[begin RECORDS SHOWN]

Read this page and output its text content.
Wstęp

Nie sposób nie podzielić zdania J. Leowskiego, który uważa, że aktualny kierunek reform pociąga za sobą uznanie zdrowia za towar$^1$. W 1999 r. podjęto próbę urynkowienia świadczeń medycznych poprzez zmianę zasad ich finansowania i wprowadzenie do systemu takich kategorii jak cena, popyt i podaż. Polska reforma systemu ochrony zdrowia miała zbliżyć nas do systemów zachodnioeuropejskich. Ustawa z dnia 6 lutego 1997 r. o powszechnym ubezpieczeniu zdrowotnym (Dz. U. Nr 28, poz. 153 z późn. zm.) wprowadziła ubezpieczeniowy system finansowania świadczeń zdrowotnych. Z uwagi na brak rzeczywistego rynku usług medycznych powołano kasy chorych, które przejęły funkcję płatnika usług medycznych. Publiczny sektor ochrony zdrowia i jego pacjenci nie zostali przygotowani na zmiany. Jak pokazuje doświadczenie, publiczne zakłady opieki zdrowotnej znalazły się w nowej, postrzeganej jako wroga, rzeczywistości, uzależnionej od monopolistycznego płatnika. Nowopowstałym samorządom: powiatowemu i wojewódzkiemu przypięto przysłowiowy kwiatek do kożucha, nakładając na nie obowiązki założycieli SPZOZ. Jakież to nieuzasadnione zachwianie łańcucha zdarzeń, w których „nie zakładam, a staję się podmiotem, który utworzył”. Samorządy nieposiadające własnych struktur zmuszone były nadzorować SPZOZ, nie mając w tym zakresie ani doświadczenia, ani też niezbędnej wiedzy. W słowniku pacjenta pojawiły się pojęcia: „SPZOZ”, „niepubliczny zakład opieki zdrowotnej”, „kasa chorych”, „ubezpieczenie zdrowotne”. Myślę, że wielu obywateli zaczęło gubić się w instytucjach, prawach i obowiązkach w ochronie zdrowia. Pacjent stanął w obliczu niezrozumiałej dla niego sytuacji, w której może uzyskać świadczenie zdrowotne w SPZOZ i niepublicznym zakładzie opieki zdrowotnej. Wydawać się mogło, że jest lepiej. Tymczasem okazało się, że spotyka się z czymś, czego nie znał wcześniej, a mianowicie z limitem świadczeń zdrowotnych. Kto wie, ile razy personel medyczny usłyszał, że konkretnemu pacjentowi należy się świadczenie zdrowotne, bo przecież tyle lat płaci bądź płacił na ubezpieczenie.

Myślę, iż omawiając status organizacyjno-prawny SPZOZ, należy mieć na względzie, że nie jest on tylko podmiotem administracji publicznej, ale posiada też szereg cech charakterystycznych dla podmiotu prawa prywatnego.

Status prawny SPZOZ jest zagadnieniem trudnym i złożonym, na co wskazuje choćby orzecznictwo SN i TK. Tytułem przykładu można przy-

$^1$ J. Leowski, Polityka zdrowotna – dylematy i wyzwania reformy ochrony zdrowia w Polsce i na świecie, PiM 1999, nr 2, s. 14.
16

[end RECORDS SHOWN]

> _WHAT TO DO_
Copy every line of the records above that holds the word "prawny".

> _TASK OUTPUT_
Myślę, iż omawiając status organizacyjno-prawny SPZOZ, należy mieć na względzie, że nie jest on tylko podmiotem administracji publicznej, ale posiada też szereg cech charakterystycznych dla podmiotu prawa prywatnego.
Status prawny SPZOZ jest zagadnieniem trudnym i złożonym, na co wskazuje choćby orzecznictwo SN i TK. Tytułem przykładu można przy-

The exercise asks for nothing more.